(Figure collection entries)
========================================================================

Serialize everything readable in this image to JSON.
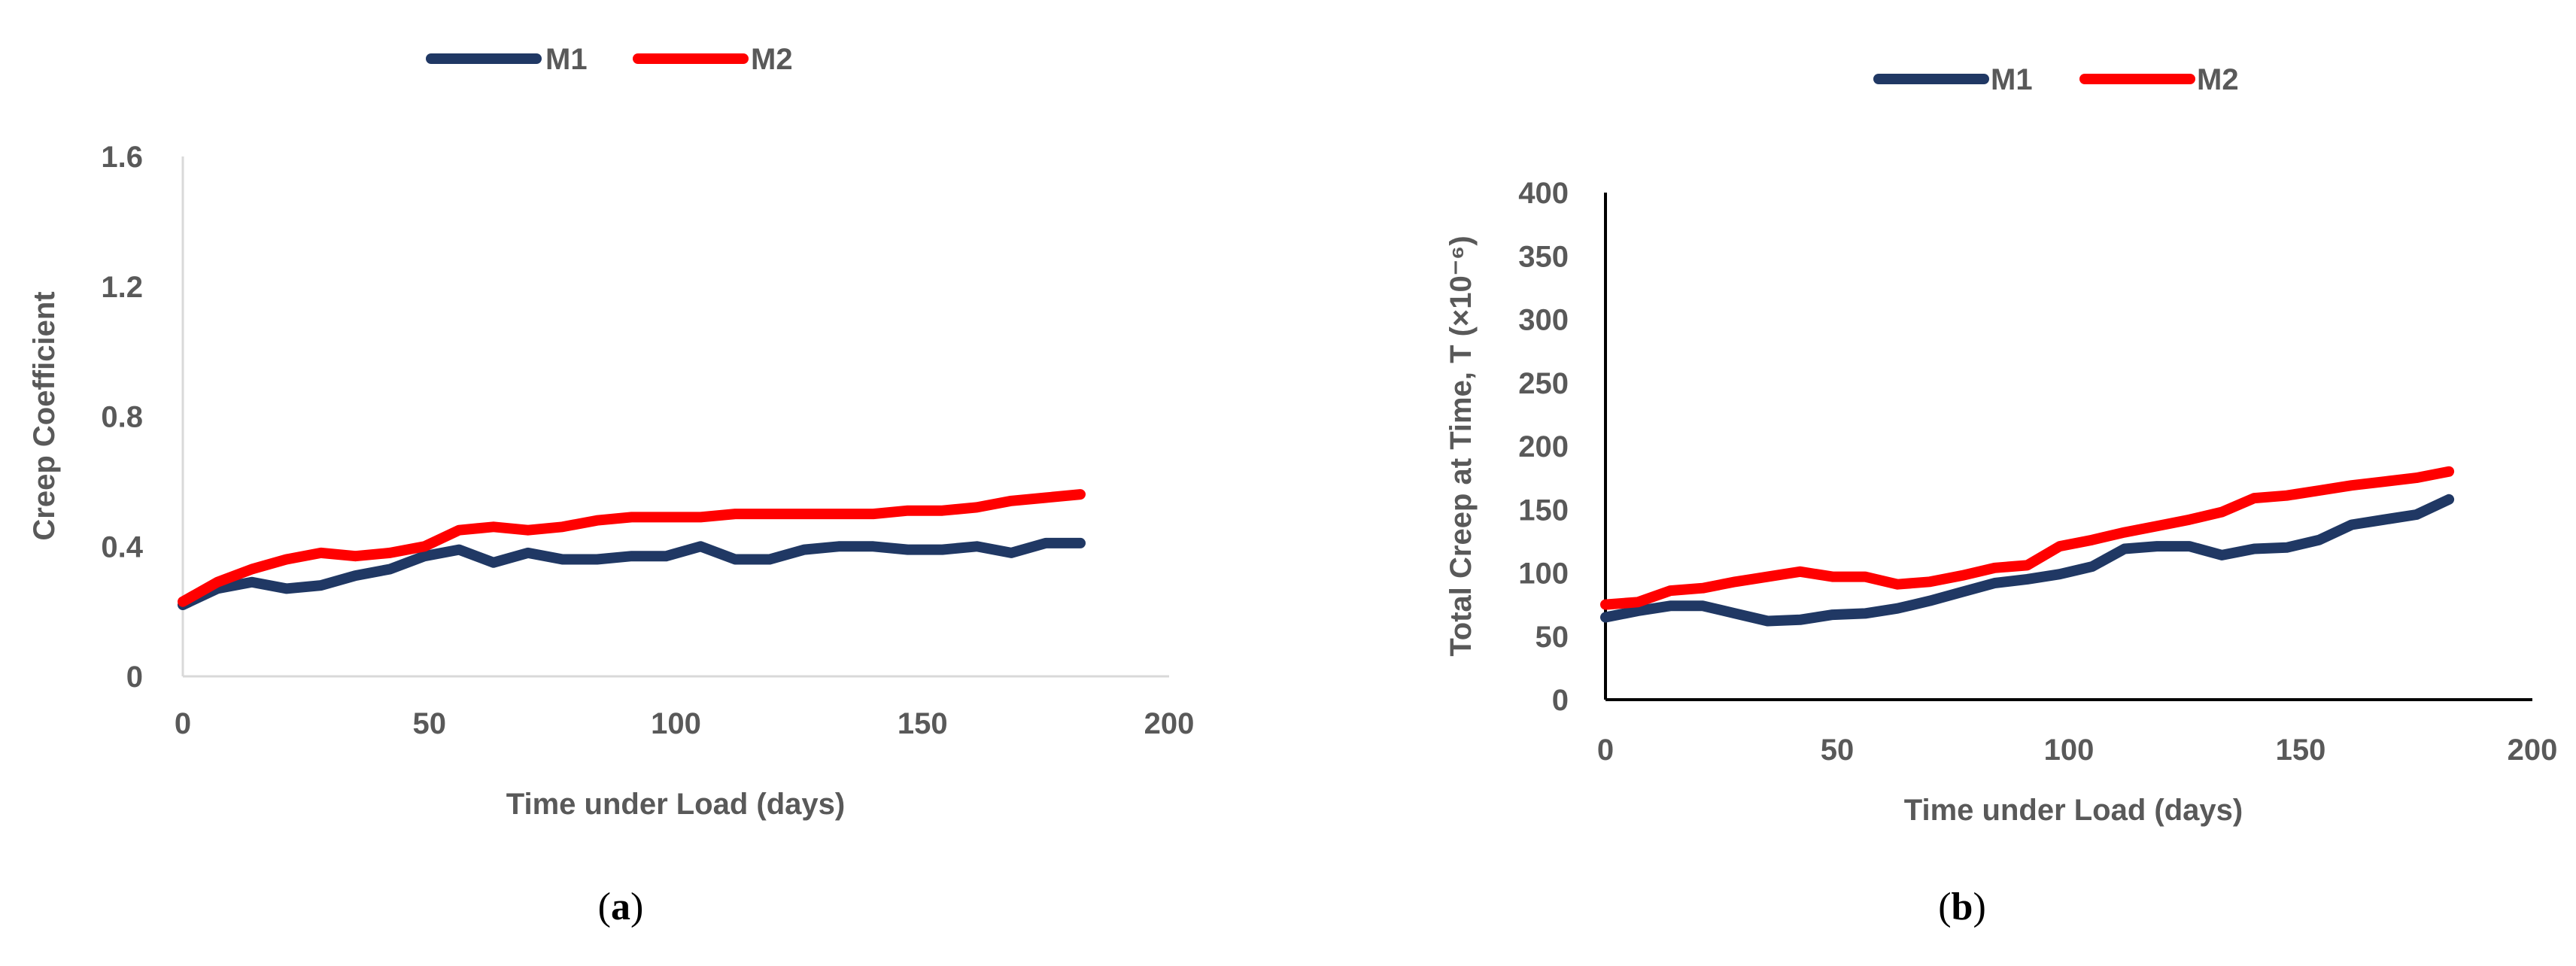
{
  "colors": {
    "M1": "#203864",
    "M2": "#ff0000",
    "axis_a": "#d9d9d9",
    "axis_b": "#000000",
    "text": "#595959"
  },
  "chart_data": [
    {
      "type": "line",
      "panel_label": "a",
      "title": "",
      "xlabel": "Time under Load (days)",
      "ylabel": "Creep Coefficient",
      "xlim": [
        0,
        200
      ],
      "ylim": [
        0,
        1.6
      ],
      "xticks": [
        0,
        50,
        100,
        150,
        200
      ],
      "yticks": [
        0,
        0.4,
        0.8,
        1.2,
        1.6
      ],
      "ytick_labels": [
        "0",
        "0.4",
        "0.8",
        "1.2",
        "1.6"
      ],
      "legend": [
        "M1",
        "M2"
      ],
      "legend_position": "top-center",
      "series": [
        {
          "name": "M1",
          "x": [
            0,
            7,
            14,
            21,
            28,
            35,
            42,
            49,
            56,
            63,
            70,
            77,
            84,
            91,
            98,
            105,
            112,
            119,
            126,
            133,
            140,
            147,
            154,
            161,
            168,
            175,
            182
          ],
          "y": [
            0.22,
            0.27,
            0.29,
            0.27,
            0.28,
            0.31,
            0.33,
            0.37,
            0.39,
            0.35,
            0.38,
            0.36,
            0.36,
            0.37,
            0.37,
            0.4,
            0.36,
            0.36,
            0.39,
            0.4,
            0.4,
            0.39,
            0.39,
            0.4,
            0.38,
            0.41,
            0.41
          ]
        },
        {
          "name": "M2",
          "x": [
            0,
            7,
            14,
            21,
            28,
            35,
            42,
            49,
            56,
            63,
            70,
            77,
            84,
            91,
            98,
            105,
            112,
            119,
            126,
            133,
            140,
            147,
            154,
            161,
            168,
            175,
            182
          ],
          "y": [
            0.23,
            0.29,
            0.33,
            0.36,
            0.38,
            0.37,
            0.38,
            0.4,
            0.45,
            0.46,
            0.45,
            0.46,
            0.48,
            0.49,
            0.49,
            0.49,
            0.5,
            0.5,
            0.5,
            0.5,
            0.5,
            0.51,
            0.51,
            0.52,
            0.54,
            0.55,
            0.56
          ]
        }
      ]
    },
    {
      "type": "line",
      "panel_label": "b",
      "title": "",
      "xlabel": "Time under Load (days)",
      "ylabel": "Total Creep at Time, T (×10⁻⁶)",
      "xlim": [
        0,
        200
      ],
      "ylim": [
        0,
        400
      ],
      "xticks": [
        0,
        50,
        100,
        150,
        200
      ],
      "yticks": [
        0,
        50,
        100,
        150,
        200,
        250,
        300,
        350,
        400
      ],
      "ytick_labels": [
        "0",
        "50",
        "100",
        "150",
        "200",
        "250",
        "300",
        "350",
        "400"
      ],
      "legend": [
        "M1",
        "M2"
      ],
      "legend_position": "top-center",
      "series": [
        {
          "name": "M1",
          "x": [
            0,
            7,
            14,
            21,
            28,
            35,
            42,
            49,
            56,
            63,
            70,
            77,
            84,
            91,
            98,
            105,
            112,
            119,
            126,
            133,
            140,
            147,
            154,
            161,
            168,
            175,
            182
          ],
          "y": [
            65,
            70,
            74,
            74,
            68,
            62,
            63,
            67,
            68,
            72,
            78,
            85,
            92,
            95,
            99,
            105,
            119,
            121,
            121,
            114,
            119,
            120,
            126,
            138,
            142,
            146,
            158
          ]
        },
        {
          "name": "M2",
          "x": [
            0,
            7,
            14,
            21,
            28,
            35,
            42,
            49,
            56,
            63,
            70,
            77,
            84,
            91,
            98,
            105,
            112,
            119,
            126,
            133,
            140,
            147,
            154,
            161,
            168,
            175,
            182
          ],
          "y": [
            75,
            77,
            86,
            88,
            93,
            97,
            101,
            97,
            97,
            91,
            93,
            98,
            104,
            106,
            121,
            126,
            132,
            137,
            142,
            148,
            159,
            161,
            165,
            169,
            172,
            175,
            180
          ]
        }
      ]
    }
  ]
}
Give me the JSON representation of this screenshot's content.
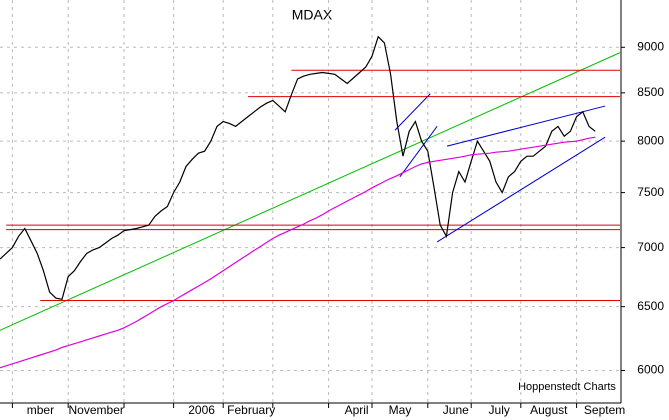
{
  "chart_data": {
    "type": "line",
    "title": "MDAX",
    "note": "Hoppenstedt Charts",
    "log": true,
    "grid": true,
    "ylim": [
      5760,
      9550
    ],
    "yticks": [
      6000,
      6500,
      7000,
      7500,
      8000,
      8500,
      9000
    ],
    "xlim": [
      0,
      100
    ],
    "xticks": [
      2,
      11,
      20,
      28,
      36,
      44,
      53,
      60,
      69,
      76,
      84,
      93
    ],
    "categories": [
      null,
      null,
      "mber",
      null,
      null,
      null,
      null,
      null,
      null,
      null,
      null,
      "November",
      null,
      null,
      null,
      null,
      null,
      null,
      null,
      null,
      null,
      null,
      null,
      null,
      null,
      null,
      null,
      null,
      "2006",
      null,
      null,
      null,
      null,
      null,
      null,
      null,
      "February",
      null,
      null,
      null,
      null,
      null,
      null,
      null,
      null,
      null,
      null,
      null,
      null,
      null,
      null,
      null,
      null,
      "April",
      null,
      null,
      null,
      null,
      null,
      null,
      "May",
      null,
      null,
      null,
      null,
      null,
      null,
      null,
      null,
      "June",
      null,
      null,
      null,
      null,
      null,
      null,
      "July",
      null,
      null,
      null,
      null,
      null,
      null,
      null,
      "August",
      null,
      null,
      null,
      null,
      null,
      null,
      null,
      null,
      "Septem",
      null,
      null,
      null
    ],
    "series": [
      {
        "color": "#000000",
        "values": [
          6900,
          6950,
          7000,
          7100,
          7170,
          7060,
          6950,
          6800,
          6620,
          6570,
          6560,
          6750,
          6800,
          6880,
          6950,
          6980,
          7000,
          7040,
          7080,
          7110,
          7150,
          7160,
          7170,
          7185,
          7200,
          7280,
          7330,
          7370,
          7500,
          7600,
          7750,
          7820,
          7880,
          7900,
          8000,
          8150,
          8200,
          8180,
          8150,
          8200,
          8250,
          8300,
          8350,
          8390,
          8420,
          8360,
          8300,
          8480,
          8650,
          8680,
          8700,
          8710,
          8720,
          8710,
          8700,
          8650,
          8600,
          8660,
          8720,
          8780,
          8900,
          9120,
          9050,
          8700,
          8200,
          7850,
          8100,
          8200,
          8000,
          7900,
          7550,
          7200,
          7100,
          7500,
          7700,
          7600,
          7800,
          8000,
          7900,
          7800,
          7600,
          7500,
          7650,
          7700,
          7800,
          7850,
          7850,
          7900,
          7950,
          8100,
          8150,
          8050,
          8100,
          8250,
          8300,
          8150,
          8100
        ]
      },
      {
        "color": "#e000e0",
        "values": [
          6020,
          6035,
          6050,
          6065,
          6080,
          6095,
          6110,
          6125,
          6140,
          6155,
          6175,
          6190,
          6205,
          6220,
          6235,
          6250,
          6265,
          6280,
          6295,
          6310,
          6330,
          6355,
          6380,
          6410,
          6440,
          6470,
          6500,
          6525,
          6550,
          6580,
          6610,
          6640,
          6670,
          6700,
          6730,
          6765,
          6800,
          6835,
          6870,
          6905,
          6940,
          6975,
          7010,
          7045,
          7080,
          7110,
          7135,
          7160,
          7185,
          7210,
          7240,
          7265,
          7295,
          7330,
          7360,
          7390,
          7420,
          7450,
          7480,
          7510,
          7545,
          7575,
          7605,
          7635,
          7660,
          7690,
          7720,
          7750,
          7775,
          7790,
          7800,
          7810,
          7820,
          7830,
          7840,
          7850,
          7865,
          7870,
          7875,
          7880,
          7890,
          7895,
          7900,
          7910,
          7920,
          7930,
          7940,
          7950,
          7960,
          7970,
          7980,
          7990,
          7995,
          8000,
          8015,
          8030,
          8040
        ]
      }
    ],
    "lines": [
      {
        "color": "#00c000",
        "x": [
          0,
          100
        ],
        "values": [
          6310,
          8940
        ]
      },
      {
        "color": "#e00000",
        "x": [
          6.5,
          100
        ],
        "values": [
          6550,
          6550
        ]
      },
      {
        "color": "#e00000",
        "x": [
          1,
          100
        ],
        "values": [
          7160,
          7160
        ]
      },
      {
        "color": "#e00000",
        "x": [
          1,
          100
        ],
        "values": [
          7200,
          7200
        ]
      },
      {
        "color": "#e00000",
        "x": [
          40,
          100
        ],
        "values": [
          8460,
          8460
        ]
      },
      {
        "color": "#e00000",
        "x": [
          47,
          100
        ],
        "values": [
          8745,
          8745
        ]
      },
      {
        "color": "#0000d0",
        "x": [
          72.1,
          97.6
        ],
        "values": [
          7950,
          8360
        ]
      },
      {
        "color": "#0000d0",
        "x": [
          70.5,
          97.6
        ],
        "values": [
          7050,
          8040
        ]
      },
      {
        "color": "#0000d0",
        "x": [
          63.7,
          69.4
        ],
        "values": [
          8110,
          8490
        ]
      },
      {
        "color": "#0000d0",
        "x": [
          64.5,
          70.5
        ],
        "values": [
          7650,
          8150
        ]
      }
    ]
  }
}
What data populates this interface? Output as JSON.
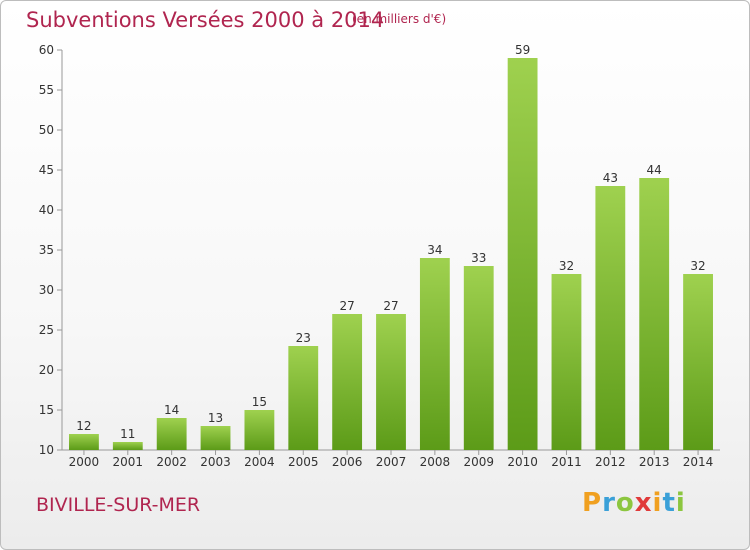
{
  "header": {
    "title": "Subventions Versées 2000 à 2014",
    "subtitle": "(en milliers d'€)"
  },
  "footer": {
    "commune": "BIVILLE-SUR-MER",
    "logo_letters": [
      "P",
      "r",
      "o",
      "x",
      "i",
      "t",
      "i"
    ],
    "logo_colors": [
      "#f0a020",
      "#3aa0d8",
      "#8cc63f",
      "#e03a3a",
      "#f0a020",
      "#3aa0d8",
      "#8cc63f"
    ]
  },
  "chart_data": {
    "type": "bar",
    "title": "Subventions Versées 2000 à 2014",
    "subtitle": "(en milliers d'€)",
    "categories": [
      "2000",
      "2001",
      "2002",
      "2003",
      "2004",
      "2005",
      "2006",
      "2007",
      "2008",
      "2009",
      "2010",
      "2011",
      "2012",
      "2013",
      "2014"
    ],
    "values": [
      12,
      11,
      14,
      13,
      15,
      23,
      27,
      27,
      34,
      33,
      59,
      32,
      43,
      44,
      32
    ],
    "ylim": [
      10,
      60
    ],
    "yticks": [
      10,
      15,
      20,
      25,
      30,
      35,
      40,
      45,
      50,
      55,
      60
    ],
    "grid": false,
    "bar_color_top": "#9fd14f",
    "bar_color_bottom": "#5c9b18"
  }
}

========================================================================

PROBLEM REQUIREMENTS:
Pick out all lines containing the string "Creep".

TASK ANSWER:
      "ylabel": "Creep Coefficient",
      "ylabel": "Total Creep at Time, T (×10⁻⁶)",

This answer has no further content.